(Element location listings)
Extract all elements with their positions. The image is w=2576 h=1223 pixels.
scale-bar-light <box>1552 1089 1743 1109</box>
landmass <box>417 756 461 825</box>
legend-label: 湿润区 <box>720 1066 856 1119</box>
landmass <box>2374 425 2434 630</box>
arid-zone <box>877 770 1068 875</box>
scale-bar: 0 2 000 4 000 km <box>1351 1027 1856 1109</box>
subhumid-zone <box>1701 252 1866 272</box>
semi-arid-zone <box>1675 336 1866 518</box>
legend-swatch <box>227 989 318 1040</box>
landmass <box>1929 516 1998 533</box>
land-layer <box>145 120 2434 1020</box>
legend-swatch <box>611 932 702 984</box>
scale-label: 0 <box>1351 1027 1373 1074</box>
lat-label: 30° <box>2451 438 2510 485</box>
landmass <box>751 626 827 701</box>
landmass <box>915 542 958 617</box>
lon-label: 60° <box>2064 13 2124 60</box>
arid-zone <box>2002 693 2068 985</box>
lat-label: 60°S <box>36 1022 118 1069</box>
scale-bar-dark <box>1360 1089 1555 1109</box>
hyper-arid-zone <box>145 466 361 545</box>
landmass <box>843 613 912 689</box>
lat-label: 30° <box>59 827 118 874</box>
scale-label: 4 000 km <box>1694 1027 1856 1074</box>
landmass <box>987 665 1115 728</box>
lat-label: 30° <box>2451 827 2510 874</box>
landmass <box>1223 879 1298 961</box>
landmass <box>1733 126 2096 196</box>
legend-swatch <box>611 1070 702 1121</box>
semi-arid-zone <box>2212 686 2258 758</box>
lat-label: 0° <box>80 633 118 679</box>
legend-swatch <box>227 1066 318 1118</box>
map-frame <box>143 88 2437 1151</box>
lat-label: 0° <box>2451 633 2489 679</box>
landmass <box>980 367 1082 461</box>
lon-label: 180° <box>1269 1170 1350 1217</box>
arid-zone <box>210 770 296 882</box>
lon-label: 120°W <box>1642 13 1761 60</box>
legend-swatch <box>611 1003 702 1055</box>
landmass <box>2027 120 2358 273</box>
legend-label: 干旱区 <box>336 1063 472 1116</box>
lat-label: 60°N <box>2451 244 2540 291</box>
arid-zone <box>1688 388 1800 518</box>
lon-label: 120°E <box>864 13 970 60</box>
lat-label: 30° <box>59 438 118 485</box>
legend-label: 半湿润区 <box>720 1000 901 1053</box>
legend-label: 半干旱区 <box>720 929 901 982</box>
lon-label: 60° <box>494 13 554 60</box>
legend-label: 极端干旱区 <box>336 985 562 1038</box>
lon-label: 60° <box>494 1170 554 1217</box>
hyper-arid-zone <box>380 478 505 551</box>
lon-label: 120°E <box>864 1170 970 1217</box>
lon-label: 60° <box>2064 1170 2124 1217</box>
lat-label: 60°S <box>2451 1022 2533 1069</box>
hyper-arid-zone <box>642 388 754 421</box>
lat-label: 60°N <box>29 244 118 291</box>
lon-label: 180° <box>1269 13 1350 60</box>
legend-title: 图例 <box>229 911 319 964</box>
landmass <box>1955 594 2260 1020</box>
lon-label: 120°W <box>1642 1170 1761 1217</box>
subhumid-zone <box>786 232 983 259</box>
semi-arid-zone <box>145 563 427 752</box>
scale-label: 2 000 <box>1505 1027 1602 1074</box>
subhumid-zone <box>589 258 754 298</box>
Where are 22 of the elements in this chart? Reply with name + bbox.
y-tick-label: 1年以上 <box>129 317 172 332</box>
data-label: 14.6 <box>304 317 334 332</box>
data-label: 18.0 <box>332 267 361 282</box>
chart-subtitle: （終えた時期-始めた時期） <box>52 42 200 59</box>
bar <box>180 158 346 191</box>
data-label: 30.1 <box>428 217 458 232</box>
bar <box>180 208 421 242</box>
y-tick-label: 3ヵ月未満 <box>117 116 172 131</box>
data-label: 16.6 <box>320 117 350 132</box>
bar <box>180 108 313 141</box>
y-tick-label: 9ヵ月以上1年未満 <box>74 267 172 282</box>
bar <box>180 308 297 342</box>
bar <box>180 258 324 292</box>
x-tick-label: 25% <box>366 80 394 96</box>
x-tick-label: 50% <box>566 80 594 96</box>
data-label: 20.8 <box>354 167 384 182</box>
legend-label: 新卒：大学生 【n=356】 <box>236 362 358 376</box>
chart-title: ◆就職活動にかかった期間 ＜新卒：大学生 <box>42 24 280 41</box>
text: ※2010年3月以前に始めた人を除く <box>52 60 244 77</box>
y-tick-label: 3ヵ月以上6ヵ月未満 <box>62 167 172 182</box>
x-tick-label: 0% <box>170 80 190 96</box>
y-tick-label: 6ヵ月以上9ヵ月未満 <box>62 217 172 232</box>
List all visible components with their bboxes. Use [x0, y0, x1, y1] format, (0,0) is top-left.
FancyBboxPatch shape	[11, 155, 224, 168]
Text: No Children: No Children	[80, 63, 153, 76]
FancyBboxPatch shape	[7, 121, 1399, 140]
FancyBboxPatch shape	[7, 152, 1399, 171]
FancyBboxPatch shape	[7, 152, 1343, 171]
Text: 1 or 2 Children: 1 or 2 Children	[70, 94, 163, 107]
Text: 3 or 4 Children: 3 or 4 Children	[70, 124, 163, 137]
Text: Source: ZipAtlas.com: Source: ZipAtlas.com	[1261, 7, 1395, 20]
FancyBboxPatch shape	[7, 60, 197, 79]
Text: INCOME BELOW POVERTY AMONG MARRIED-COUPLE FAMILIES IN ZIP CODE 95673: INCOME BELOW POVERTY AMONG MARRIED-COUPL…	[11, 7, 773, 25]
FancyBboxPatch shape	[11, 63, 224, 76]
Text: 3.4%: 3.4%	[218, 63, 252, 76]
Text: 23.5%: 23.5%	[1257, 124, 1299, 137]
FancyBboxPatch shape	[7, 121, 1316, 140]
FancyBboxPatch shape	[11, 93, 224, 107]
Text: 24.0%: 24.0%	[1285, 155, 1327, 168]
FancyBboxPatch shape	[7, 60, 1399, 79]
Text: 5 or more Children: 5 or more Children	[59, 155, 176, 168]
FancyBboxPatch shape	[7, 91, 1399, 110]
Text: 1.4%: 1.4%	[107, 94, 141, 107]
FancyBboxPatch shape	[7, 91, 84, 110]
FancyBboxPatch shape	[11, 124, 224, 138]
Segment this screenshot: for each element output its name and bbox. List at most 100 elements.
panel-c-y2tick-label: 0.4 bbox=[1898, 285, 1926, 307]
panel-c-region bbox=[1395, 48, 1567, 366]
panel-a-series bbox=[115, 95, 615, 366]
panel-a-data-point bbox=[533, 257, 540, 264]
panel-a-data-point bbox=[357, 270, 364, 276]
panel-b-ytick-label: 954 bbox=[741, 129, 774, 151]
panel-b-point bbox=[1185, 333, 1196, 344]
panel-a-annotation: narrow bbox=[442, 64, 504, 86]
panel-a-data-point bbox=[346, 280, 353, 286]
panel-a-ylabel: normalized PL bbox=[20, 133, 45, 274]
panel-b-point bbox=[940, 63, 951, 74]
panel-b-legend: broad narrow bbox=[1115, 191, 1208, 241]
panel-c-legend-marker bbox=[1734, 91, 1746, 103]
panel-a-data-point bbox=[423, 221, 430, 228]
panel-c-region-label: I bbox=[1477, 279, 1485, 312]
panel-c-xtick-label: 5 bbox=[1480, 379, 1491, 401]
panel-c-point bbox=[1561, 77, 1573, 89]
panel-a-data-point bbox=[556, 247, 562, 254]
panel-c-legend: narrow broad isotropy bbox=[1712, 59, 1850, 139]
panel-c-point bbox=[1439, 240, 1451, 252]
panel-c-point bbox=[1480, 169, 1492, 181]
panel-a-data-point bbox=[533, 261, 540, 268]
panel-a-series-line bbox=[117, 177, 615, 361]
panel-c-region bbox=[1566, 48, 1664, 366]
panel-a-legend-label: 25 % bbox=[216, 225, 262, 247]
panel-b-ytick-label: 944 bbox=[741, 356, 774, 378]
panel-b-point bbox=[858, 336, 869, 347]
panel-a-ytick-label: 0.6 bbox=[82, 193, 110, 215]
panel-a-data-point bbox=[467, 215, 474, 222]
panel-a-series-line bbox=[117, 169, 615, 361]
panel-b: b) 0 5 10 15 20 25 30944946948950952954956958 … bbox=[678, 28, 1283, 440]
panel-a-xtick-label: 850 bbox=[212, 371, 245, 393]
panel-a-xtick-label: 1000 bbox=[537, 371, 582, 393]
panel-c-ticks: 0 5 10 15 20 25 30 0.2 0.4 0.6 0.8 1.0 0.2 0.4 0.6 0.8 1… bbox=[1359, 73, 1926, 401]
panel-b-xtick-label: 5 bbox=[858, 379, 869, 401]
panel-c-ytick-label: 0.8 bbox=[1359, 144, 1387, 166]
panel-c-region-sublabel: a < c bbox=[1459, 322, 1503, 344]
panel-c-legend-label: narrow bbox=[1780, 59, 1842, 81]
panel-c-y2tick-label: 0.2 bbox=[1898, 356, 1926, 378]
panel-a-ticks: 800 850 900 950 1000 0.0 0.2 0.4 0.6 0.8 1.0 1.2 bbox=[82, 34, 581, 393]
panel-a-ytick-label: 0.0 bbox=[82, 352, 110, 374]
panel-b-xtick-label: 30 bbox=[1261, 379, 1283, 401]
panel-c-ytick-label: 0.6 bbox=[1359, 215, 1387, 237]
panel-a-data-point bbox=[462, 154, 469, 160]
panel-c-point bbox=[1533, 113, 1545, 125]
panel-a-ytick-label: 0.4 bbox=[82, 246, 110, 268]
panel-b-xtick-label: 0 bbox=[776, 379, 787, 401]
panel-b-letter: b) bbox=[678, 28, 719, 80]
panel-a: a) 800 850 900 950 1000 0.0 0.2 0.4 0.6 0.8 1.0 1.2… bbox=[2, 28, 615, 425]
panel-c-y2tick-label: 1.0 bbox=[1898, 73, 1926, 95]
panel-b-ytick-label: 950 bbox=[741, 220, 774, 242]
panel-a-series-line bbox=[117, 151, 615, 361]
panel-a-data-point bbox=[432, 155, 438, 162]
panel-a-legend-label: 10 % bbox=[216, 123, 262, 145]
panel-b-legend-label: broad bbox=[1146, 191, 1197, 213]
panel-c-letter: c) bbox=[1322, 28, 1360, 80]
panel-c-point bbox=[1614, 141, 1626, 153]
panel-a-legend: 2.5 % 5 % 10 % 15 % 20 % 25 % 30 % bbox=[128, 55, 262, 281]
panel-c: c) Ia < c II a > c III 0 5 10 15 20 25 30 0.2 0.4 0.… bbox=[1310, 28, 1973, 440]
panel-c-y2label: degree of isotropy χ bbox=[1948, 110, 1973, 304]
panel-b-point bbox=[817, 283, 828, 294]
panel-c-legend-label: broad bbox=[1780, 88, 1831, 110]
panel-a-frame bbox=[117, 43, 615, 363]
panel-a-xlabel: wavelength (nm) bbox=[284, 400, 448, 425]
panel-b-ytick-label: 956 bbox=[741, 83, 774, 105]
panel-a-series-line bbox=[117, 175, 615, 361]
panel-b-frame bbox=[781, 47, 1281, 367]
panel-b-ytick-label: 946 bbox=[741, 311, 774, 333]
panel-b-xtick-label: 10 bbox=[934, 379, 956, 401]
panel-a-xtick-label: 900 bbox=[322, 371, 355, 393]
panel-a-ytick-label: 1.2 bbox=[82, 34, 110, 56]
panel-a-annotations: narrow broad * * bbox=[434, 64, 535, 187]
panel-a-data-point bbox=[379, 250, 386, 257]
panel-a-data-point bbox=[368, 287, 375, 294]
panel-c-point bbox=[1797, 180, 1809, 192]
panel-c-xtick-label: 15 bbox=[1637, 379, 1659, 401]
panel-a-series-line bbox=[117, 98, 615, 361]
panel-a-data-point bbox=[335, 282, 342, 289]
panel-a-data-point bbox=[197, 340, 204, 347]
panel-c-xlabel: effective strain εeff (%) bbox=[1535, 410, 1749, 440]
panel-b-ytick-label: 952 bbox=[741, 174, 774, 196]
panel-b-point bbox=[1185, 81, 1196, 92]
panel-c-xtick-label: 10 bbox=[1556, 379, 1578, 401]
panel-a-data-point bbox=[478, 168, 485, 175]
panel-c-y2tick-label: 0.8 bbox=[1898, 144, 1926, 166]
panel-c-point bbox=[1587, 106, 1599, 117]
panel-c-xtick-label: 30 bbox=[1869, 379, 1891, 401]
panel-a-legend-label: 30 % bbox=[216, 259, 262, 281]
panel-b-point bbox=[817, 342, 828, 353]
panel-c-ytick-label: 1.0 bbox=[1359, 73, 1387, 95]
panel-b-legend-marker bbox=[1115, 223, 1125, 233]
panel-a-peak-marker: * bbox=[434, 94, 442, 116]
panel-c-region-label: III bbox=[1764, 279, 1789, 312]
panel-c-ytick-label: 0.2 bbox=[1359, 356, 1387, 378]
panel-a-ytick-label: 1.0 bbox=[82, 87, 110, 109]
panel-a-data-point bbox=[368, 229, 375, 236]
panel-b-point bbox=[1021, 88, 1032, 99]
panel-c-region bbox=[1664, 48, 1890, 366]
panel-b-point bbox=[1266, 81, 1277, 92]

◆ Task details ◆
Please rewrite the rows from the start through the line with "lat-label: 0° <box>80 633 118 679</box>", replacing "landmass" with "land-area" and keeping everything else the same.

◆ Exercise output ◆
Extract all elements with their positions. The image is w=2576 h=1223 pixels.
scale-bar-light <box>1552 1089 1743 1109</box>
land-area <box>417 756 461 825</box>
legend-label: 湿润区 <box>720 1066 856 1119</box>
land-area <box>2374 425 2434 630</box>
arid-zone <box>877 770 1068 875</box>
scale-bar: 0 2 000 4 000 km <box>1351 1027 1856 1109</box>
subhumid-zone <box>1701 252 1866 272</box>
semi-arid-zone <box>1675 336 1866 518</box>
legend-swatch <box>227 989 318 1040</box>
land-area <box>1929 516 1998 533</box>
land-layer <box>145 120 2434 1020</box>
legend-swatch <box>611 932 702 984</box>
scale-label: 0 <box>1351 1027 1373 1074</box>
lat-label: 30° <box>2451 438 2510 485</box>
land-area <box>751 626 827 701</box>
land-area <box>915 542 958 617</box>
lon-label: 60° <box>2064 13 2124 60</box>
arid-zone <box>2002 693 2068 985</box>
lat-label: 60°S <box>36 1022 118 1069</box>
scale-bar-dark <box>1360 1089 1555 1109</box>
hyper-arid-zone <box>145 466 361 545</box>
land-area <box>843 613 912 689</box>
lat-label: 30° <box>59 827 118 874</box>
scale-label: 4 000 km <box>1694 1027 1856 1074</box>
land-area <box>987 665 1115 728</box>
lat-label: 30° <box>2451 827 2510 874</box>
land-area <box>1223 879 1298 961</box>
land-area <box>1733 126 2096 196</box>
legend-swatch <box>611 1070 702 1121</box>
semi-arid-zone <box>2212 686 2258 758</box>
lat-label: 0° <box>80 633 118 679</box>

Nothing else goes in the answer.